Records from a data source
-- START --

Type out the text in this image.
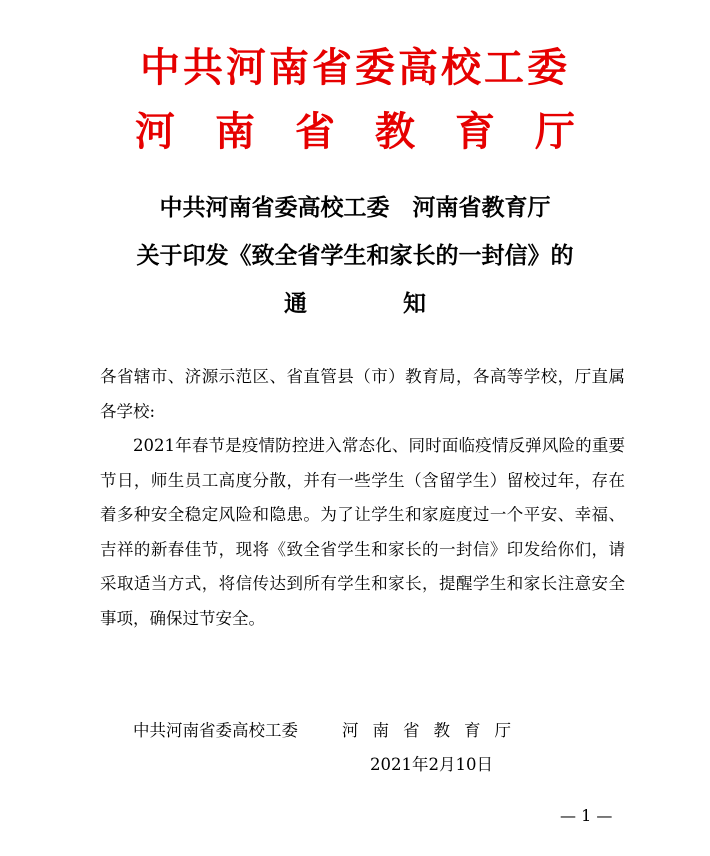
中共河南省委高校工委
河南省教育厅
中共河南省委高校工委　河南省教育厅
关于印发《致全省学生和家长的一封信》的
通知
各省辖市、济源示范区、省直管县（市）教育局，各高等学校，厅直属各学校:
2021年春节是疫情防控进入常态化、同时面临疫情反弹风险的重要节日，师生员工高度分散，并有一些学生（含留学生）留校过年，存在着多种安全稳定风险和隐患。为了让学生和家庭度过一个平安、幸福、吉祥的新春佳节，现将《致全省学生和家长的一封信》印发给你们，请采取适当方式，将信传达到所有学生和家长，提醒学生和家长注意安全事项，确保过节安全。
中共河南省委高校工委	河南省教育厅
2021年2月10日
— 1 —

-- END --

• What you will do
Only the number is required: the count of lines containing the word "中共河南省委高校工委".

• Expected output
3